◆ **RECORDED DATA**:
***

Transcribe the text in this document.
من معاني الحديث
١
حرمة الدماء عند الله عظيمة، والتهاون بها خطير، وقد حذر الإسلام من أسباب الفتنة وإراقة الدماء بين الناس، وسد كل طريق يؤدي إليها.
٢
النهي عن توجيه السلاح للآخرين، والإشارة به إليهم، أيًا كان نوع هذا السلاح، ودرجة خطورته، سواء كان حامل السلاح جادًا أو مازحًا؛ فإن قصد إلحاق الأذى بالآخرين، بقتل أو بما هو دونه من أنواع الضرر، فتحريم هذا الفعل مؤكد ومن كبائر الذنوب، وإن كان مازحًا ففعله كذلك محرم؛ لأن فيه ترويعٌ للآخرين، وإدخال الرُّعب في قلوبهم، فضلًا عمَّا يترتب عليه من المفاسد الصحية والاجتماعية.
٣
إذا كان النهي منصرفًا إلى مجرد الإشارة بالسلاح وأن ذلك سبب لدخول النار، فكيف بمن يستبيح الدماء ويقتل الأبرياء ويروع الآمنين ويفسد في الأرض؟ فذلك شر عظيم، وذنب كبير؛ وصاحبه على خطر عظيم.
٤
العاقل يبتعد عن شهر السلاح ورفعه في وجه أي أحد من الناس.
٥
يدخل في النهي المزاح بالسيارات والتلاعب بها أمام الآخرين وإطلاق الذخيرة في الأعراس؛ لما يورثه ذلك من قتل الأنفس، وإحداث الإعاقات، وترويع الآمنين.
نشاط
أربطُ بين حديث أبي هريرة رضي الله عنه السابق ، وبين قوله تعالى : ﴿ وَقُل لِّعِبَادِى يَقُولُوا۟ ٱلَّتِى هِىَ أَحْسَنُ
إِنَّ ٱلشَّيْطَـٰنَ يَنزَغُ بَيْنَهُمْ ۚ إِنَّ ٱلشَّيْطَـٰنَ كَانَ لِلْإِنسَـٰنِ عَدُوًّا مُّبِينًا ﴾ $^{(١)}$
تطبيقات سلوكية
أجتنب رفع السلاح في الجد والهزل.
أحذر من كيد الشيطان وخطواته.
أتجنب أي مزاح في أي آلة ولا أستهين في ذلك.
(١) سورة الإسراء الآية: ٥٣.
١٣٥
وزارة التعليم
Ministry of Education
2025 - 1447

***

◆ **DO THIS**: Gather from the records above every line containing the string "الآمنين".

◆ **ANSWER TO THIS EXERCISE**:
إذا كان النهي منصرفًا إلى مجرد الإشارة بالسلاح وأن ذلك سبب لدخول النار، فكيف بمن يستبيح الدماء ويقتل الأبرياء ويروع الآمنين ويفسد في الأرض؟ فذلك شر عظيم، وذنب كبير؛ وصاحبه على خطر عظيم.
يدخل في النهي المزاح بالسيارات والتلاعب بها أمام الآخرين وإطلاق الذخيرة في الأعراس؛ لما يورثه ذلك من قتل الأنفس، وإحداث الإعاقات، وترويع الآمنين.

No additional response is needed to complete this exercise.